» **TASK DETAILS**
Please print all of the material below, word for word.

[Stored records]
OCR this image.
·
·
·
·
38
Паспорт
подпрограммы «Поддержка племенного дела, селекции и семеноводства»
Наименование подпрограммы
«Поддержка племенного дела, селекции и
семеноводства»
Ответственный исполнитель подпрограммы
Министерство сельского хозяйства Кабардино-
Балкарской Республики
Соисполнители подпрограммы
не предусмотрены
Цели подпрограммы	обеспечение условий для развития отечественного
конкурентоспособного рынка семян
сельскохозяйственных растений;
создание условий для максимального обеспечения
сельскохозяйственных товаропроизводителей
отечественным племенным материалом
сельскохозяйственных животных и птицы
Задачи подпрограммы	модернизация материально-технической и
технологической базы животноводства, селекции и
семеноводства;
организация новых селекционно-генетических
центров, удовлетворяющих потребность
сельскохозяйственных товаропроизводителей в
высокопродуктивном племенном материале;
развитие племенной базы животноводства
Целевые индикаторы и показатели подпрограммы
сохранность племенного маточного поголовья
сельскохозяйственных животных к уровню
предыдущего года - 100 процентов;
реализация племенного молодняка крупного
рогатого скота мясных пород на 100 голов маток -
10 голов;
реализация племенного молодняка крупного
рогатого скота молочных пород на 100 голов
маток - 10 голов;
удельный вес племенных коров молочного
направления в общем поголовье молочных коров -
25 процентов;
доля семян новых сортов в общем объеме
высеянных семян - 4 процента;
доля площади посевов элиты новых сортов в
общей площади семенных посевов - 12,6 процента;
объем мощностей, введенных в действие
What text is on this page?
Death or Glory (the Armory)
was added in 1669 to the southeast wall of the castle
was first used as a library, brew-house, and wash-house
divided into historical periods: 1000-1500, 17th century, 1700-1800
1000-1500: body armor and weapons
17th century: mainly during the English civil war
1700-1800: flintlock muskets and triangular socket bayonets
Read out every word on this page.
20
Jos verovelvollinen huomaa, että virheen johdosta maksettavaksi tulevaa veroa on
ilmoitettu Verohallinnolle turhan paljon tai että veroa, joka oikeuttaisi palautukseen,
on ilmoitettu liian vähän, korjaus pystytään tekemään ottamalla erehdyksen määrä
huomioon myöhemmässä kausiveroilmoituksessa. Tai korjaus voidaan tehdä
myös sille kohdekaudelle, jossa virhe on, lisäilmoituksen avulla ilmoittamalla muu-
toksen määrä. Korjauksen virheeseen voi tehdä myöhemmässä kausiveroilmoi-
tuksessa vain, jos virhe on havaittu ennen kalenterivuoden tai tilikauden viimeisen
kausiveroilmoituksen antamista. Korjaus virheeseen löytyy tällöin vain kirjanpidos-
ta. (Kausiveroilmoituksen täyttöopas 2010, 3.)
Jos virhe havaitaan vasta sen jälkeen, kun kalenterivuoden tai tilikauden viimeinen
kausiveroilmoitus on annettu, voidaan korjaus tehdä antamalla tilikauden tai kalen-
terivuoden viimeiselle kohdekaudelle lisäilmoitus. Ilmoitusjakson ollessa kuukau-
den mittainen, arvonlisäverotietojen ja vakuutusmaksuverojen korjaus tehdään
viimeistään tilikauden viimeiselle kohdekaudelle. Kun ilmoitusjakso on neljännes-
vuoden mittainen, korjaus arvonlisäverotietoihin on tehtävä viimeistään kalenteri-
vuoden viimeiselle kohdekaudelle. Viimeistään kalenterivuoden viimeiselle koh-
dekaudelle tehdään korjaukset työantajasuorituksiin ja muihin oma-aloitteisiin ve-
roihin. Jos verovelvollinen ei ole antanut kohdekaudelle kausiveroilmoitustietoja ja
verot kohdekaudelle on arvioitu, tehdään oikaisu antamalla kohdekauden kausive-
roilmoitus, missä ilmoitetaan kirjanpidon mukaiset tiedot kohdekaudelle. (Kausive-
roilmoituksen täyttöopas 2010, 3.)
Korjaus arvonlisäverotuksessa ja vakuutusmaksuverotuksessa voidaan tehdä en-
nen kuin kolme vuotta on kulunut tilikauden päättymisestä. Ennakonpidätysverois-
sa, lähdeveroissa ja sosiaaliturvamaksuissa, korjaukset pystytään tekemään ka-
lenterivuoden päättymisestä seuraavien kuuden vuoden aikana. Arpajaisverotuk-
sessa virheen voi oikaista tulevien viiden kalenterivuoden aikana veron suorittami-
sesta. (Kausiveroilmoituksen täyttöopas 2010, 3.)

» **OUTPUT FOR THIS TASK**
OCR this image.
·
·
·
·
38
Паспорт
подпрограммы «Поддержка племенного дела, селекции и семеноводства»
Наименование подпрограммы
«Поддержка племенного дела, селекции и
семеноводства»
Ответственный исполнитель подпрограммы
Министерство сельского хозяйства Кабардино-
Балкарской Республики
Соисполнители подпрограммы
не предусмотрены
Цели подпрограммы	обеспечение условий для развития отечественного
конкурентоспособного рынка семян
сельскохозяйственных растений;
создание условий для максимального обеспечения
сельскохозяйственных товаропроизводителей
отечественным племенным материалом
сельскохозяйственных животных и птицы
Задачи подпрограммы	модернизация материально-технической и
технологической базы животноводства, селекции и
семеноводства;
организация новых селекционно-генетических
центров, удовлетворяющих потребность
сельскохозяйственных товаропроизводителей в
высокопродуктивном племенном материале;
развитие племенной базы животноводства
Целевые индикаторы и показатели подпрограммы
сохранность племенного маточного поголовья
сельскохозяйственных животных к уровню
предыдущего года - 100 процентов;
реализация племенного молодняка крупного
рогатого скота мясных пород на 100 голов маток -
10 голов;
реализация племенного молодняка крупного
рогатого скота молочных пород на 100 голов
маток - 10 голов;
удельный вес племенных коров молочного
направления в общем поголовье молочных коров -
25 процентов;
доля семян новых сортов в общем объеме
высеянных семян - 4 процента;
доля площади посевов элиты новых сортов в
общей площади семенных посевов - 12,6 процента;
объем мощностей, введенных в действие
What text is on this page?
Death or Glory (the Armory)
was added in 1669 to the southeast wall of the castle
was first used as a library, brew-house, and wash-house
divided into historical periods: 1000-1500, 17th century, 1700-1800
1000-1500: body armor and weapons
17th century: mainly during the English civil war
1700-1800: flintlock muskets and triangular socket bayonets
Read out every word on this page.
20
Jos verovelvollinen huomaa, että virheen johdosta maksettavaksi tulevaa veroa on
ilmoitettu Verohallinnolle turhan paljon tai että veroa, joka oikeuttaisi palautukseen,
on ilmoitettu liian vähän, korjaus pystytään tekemään ottamalla erehdyksen määrä
huomioon myöhemmässä kausiveroilmoituksessa. Tai korjaus voidaan tehdä
myös sille kohdekaudelle, jossa virhe on, lisäilmoituksen avulla ilmoittamalla muu-
toksen määrä. Korjauksen virheeseen voi tehdä myöhemmässä kausiveroilmoi-
tuksessa vain, jos virhe on havaittu ennen kalenterivuoden tai tilikauden viimeisen
kausiveroilmoituksen antamista. Korjaus virheeseen löytyy tällöin vain kirjanpidos-
ta. (Kausiveroilmoituksen täyttöopas 2010, 3.)
Jos virhe havaitaan vasta sen jälkeen, kun kalenterivuoden tai tilikauden viimeinen
kausiveroilmoitus on annettu, voidaan korjaus tehdä antamalla tilikauden tai kalen-
terivuoden viimeiselle kohdekaudelle lisäilmoitus. Ilmoitusjakson ollessa kuukau-
den mittainen, arvonlisäverotietojen ja vakuutusmaksuverojen korjaus tehdään
viimeistään tilikauden viimeiselle kohdekaudelle. Kun ilmoitusjakso on neljännes-
vuoden mittainen, korjaus arvonlisäverotietoihin on tehtävä viimeistään kalenteri-
vuoden viimeiselle kohdekaudelle. Viimeistään kalenterivuoden viimeiselle koh-
dekaudelle tehdään korjaukset työantajasuorituksiin ja muihin oma-aloitteisiin ve-
roihin. Jos verovelvollinen ei ole antanut kohdekaudelle kausiveroilmoitustietoja ja
verot kohdekaudelle on arvioitu, tehdään oikaisu antamalla kohdekauden kausive-
roilmoitus, missä ilmoitetaan kirjanpidon mukaiset tiedot kohdekaudelle. (Kausive-
roilmoituksen täyttöopas 2010, 3.)
Korjaus arvonlisäverotuksessa ja vakuutusmaksuverotuksessa voidaan tehdä en-
nen kuin kolme vuotta on kulunut tilikauden päättymisestä. Ennakonpidätysverois-
sa, lähdeveroissa ja sosiaaliturvamaksuissa, korjaukset pystytään tekemään ka-
lenterivuoden päättymisestä seuraavien kuuden vuoden aikana. Arpajaisverotuk-
sessa virheen voi oikaista tulevien viiden kalenterivuoden aikana veron suorittami-
sesta. (Kausiveroilmoituksen täyttöopas 2010, 3.)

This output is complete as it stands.